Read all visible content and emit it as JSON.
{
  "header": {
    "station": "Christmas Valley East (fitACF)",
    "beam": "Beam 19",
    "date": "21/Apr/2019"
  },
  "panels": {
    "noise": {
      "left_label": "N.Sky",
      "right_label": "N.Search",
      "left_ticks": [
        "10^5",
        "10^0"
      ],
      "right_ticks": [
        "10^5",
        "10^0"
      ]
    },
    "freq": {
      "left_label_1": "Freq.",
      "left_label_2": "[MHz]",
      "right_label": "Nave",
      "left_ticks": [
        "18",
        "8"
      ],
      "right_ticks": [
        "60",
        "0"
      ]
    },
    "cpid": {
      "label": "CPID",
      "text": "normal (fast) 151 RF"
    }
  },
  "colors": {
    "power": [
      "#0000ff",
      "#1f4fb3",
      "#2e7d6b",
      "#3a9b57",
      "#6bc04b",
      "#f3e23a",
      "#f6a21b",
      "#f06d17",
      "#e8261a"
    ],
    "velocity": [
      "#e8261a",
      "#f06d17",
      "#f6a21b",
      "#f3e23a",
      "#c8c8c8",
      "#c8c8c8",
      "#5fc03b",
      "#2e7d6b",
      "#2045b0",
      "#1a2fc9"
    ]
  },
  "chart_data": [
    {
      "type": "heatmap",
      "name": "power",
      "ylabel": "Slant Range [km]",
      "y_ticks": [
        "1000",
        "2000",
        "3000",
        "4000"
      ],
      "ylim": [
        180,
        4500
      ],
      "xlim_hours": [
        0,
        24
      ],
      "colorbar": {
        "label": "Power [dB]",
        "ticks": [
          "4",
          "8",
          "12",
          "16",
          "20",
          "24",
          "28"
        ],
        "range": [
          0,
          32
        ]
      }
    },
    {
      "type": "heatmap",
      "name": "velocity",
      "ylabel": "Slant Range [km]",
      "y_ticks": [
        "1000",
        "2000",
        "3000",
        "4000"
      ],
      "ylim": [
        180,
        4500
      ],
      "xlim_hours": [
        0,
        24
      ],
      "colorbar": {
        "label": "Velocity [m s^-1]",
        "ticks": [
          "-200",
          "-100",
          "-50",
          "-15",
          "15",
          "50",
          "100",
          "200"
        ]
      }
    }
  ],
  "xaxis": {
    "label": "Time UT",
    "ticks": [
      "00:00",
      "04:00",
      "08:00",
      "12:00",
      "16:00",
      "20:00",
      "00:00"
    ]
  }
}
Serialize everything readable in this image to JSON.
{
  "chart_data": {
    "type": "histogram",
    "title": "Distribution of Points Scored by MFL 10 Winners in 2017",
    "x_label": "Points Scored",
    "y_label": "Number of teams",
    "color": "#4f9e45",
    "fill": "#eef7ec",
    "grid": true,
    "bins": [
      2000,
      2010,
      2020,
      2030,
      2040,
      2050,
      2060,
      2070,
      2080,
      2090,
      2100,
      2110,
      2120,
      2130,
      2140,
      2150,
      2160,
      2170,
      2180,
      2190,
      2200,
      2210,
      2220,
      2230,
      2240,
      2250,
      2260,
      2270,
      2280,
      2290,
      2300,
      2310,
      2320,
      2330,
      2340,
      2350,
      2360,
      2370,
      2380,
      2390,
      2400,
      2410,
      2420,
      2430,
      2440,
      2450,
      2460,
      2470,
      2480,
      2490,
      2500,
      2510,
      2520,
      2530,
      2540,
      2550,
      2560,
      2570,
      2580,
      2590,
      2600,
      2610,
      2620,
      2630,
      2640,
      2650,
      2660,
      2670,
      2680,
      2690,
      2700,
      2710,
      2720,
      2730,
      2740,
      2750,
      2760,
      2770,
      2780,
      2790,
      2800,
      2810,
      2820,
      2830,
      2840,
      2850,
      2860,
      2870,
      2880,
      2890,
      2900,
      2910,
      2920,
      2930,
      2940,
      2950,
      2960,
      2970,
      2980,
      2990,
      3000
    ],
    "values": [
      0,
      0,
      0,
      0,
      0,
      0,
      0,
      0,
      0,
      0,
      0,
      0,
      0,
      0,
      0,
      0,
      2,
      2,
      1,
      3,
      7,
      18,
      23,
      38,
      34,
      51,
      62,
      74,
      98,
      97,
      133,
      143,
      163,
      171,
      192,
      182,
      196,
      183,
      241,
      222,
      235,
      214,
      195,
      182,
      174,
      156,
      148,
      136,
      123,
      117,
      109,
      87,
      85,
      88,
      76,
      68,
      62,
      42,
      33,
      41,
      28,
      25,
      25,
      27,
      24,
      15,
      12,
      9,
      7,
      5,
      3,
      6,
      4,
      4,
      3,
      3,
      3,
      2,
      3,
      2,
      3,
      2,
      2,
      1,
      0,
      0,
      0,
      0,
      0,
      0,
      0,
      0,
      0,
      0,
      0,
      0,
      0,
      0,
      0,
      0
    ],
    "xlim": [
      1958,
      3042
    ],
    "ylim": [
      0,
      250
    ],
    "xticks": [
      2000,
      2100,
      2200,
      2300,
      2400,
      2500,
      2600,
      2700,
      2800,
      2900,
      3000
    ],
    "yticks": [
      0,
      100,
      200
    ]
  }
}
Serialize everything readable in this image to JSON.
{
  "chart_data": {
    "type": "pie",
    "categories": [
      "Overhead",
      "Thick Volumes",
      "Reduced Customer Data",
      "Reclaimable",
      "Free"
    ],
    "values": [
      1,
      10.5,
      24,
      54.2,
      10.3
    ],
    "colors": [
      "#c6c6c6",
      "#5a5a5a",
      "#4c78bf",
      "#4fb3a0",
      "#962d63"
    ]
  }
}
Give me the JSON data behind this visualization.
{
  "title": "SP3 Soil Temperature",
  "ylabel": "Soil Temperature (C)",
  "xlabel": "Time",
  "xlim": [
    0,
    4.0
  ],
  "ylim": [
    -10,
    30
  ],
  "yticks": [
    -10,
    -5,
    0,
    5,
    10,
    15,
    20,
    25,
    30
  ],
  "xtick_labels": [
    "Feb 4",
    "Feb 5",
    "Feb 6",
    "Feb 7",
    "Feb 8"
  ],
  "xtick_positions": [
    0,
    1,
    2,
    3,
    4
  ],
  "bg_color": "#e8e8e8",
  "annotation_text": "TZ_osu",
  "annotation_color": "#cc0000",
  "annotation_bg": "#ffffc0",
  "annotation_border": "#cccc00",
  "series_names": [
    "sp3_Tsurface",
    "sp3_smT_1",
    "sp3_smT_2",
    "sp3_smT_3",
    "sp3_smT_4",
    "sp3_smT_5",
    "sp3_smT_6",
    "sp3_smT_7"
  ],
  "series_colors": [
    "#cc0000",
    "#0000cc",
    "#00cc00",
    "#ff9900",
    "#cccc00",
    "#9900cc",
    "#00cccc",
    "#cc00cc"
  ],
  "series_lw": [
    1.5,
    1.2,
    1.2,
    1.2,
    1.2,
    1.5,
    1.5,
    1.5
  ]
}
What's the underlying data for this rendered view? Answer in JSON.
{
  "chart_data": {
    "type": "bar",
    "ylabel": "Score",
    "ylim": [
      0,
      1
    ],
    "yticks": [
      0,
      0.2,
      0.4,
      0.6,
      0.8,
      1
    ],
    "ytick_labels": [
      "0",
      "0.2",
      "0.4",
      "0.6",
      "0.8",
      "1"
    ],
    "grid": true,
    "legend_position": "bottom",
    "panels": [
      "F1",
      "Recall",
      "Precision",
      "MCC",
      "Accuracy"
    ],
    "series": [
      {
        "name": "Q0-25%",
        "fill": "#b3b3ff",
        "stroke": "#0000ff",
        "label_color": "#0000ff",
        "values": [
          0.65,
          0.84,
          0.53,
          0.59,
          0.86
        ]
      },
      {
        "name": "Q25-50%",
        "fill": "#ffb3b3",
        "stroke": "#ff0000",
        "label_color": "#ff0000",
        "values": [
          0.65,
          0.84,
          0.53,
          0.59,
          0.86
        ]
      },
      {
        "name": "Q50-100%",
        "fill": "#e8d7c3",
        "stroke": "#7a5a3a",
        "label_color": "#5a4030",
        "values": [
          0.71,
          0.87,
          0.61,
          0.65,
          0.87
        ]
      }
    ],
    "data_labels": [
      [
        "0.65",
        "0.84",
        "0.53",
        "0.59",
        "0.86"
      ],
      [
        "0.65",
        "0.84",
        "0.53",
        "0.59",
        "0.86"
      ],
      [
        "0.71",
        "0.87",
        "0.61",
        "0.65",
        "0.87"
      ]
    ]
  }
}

++++

Collect from the data above every line that includes "title".

_The completed task_.
    "title": "Distribution of Points Scored by MFL 10 Winners in 2017",
  "title": "SP3 Soil Temperature",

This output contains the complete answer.